> Provided data
====
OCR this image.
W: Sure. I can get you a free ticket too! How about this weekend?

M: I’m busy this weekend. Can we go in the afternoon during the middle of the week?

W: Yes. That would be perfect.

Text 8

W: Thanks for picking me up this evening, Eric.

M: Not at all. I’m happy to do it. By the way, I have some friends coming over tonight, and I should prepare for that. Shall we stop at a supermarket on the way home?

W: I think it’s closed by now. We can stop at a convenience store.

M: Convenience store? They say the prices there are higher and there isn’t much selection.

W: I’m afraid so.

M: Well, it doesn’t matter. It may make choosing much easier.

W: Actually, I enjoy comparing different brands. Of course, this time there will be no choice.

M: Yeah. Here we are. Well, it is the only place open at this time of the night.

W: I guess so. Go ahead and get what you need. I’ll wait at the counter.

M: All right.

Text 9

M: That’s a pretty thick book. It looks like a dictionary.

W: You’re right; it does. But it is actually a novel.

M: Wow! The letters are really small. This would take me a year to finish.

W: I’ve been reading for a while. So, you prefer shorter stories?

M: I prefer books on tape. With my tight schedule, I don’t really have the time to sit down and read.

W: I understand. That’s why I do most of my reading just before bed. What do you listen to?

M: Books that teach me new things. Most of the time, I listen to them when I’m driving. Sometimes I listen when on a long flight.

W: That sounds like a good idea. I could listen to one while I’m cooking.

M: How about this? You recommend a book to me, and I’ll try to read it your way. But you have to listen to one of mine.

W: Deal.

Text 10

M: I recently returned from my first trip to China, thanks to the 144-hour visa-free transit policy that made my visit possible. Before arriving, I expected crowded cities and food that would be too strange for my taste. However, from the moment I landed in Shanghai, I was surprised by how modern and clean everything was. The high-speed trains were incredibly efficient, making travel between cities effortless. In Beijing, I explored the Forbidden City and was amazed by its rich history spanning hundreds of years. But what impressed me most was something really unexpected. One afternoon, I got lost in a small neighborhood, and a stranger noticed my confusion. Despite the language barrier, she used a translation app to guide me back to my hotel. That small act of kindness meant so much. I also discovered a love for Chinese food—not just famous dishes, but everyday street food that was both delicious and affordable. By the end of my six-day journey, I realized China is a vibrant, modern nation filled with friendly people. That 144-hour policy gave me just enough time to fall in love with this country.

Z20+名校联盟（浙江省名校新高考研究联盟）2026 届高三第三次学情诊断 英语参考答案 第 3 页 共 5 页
====
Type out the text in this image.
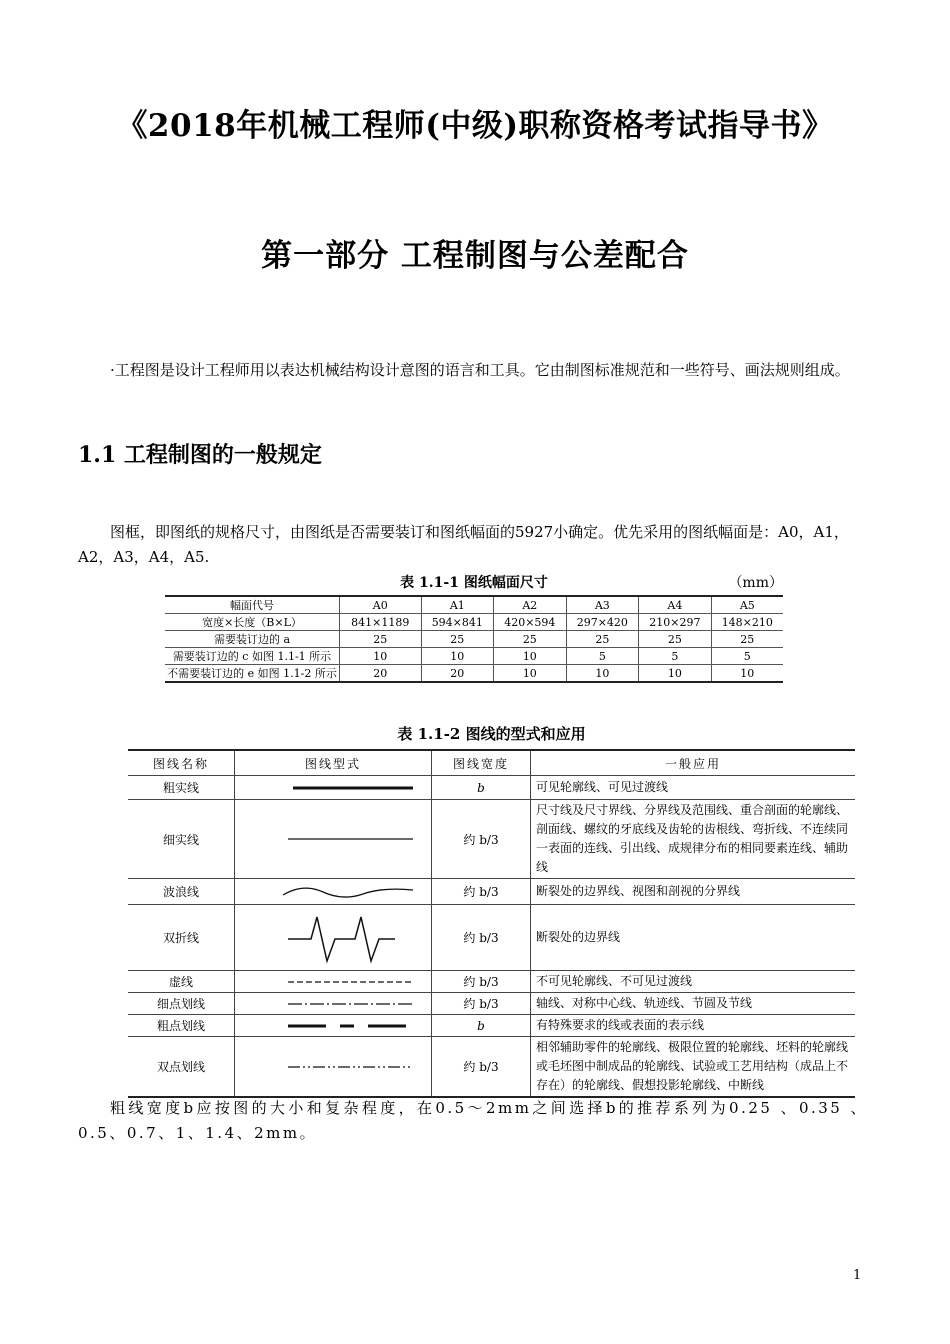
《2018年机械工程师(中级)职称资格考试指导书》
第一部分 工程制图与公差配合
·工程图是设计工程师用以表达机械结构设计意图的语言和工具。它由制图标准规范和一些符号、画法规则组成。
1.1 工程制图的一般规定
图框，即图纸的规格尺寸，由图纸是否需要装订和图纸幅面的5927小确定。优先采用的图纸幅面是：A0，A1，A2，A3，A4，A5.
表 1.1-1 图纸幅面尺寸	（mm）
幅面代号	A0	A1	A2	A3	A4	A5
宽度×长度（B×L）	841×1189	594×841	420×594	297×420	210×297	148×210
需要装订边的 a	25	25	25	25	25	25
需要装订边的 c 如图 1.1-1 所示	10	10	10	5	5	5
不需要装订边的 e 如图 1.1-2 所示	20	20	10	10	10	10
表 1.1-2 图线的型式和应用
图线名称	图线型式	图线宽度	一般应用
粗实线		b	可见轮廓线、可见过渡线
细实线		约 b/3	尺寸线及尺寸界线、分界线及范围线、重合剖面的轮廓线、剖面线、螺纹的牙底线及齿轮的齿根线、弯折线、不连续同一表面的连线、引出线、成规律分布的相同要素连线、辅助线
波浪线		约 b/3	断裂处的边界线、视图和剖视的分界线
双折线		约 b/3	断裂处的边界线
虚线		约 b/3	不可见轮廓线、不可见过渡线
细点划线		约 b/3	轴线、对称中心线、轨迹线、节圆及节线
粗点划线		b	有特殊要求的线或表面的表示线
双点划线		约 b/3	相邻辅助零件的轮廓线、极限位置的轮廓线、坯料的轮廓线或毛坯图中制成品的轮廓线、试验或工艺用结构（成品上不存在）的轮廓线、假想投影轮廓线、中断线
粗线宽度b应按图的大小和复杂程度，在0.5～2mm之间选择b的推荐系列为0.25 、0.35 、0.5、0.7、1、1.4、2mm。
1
====
The word "store" may appear on some lines of these records; state how many such lines there are, and nothing else.

2